### [Written task]
Write each line out again exactly as written.

### [Listed records]
________
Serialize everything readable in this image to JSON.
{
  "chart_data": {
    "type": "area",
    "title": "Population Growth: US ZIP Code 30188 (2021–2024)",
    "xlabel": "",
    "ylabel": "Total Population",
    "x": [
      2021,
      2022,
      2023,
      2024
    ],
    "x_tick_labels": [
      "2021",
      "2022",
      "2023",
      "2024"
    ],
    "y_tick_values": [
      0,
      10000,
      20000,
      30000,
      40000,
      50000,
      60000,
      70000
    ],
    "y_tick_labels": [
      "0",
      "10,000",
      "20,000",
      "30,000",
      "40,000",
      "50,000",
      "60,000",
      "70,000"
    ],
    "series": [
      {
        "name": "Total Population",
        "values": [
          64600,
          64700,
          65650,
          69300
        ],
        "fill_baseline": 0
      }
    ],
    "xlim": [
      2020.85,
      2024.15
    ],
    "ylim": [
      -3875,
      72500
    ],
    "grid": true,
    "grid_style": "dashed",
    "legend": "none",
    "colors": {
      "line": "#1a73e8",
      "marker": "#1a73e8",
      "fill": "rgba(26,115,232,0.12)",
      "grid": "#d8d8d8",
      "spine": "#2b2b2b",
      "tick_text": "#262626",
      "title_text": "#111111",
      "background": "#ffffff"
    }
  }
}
________
### [Solution to the exercise]
Serialize everything readable in this image to JSON.
{
  "chart_data": {
    "type": "area",
    "title": "Population Growth: US ZIP Code 30188 (2021–2024)",
    "xlabel": "",
    "ylabel": "Total Population",
    "x": [
      2021,
      2022,
      2023,
      2024
    ],
    "x_tick_labels": [
      "2021",
      "2022",
      "2023",
      "2024"
    ],
    "y_tick_values": [
      0,
      10000,
      20000,
      30000,
      40000,
      50000,
      60000,
      70000
    ],
    "y_tick_labels": [
      "0",
      "10,000",
      "20,000",
      "30,000",
      "40,000",
      "50,000",
      "60,000",
      "70,000"
    ],
    "series": [
      {
        "name": "Total Population",
        "values": [
          64600,
          64700,
          65650,
          69300
        ],
        "fill_baseline": 0
      }
    ],
    "xlim": [
      2020.85,
      2024.15
    ],
    "ylim": [
      -3875,
      72500
    ],
    "grid": true,
    "grid_style": "dashed",
    "legend": "none",
    "colors": {
      "line": "#1a73e8",
      "marker": "#1a73e8",
      "fill": "rgba(26,115,232,0.12)",
      "grid": "#d8d8d8",
      "spine": "#2b2b2b",
      "tick_text": "#262626",
      "title_text": "#111111",
      "background": "#ffffff"
    }
  }
}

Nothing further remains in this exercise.